** Start Dataset records **

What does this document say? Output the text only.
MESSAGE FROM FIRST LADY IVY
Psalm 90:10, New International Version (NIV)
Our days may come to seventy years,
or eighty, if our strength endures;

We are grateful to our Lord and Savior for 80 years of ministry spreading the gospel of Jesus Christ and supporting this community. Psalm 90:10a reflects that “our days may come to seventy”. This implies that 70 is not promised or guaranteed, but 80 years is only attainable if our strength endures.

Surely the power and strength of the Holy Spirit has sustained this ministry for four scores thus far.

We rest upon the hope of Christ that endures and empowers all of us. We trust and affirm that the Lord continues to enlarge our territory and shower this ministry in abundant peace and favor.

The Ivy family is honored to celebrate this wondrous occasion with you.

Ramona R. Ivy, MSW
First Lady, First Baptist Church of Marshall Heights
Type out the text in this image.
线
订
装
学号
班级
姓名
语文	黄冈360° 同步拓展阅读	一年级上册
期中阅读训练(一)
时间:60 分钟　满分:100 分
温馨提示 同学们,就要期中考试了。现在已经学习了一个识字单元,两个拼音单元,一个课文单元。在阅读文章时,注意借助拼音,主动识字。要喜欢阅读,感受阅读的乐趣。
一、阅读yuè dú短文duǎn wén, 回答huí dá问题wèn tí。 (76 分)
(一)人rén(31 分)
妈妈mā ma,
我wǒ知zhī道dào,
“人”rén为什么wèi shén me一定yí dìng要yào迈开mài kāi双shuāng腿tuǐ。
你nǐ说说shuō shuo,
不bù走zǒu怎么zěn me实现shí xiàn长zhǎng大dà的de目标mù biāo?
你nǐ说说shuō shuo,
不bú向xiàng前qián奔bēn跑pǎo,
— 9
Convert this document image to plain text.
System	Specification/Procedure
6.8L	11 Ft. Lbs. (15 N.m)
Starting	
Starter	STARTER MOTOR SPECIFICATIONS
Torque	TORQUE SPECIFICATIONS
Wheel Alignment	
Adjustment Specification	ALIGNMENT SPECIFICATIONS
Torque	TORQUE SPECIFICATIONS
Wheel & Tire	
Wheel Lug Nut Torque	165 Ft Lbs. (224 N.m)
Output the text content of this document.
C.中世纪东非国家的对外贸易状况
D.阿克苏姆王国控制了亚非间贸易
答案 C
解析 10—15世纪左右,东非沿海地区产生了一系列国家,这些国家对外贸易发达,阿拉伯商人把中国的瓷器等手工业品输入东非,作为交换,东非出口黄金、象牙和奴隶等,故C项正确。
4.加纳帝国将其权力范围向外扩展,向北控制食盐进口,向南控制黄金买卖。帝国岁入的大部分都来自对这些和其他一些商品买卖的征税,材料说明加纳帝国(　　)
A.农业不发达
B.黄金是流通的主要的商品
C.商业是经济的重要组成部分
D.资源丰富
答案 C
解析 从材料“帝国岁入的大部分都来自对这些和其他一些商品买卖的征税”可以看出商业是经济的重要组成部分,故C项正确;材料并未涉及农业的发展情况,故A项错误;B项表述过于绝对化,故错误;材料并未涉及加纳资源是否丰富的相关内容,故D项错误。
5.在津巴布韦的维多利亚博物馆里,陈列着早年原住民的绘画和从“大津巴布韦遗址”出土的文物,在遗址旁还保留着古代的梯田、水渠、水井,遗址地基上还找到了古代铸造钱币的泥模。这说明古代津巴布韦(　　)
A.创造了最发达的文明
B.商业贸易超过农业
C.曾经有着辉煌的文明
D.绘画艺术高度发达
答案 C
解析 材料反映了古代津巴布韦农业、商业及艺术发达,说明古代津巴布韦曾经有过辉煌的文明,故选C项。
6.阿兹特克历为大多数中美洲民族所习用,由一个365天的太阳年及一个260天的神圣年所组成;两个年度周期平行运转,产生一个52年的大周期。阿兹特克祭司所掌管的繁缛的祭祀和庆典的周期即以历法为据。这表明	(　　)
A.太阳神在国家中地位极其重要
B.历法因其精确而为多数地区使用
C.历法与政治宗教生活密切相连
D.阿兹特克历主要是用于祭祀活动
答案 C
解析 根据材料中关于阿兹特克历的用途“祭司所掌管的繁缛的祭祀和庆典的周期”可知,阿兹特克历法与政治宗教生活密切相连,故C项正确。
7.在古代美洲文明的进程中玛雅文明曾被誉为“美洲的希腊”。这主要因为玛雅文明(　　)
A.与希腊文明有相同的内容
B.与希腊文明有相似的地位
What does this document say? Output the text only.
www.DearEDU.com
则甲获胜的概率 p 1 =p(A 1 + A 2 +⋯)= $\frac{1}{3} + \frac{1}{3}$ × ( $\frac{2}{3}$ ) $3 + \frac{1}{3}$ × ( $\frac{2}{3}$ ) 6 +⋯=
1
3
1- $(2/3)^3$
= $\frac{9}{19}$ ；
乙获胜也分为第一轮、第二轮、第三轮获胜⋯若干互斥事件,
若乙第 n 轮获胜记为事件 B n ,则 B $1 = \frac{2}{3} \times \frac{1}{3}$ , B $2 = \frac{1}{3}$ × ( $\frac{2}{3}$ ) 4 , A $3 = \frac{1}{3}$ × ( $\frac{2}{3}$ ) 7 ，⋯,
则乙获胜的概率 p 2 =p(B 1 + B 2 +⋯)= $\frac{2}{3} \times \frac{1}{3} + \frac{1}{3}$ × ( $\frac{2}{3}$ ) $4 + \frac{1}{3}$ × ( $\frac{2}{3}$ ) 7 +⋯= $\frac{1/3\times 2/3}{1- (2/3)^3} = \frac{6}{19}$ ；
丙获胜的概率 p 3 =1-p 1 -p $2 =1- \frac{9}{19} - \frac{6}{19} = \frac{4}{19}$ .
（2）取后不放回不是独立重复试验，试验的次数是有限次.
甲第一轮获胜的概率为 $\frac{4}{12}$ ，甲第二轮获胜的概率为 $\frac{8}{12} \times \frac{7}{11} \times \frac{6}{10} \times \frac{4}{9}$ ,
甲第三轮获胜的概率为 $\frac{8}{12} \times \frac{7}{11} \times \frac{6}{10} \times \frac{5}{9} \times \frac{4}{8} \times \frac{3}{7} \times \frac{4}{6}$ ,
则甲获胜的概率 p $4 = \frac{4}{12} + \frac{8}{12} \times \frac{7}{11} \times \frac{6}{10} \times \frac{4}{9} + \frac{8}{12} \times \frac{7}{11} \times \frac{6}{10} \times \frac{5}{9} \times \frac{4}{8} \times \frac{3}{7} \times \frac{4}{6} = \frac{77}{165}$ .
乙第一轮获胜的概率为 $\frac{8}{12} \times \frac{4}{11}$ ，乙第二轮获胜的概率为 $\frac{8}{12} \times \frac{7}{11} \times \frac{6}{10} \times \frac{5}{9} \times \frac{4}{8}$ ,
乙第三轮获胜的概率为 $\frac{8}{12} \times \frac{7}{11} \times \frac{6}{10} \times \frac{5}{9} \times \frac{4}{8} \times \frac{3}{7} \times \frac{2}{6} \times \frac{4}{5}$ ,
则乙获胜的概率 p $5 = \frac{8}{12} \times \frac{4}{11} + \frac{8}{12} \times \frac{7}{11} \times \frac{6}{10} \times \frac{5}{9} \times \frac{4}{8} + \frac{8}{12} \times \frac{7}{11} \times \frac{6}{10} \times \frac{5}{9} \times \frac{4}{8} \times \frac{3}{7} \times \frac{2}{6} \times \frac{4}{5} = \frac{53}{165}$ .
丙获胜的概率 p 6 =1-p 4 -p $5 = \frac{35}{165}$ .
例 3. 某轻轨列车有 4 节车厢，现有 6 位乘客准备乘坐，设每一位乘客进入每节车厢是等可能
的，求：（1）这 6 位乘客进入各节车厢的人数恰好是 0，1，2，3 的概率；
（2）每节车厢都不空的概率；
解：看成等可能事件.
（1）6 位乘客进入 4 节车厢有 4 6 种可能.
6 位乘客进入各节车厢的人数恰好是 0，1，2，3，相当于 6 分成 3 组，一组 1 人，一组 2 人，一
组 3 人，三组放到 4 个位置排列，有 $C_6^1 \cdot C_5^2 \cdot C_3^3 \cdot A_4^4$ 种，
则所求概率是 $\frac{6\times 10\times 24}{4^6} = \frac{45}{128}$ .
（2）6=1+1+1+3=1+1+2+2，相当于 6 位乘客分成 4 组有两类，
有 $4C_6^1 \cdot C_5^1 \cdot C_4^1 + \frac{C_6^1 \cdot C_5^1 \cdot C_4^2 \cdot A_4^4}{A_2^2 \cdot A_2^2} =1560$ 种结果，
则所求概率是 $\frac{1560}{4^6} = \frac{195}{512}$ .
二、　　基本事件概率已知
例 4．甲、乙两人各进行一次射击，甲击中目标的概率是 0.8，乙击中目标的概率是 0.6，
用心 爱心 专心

** End Dataset records **

▸ **Given request**
Which lines of the data above contain "Lord"? Copy each one.

▸ **Completed exercise**
We are grateful to our Lord and Savior for 80 years of ministry spreading the gospel of Jesus Christ and supporting this community. Psalm 90:10a reflects that “our days may come to seventy”. This implies that 70 is not promised or guaranteed, but 80 years is only attainable if our strength endures.
We rest upon the hope of Christ that endures and empowers all of us. We trust and affirm that the Lord continues to enlarge our territory and shower this ministry in abundant peace and favor.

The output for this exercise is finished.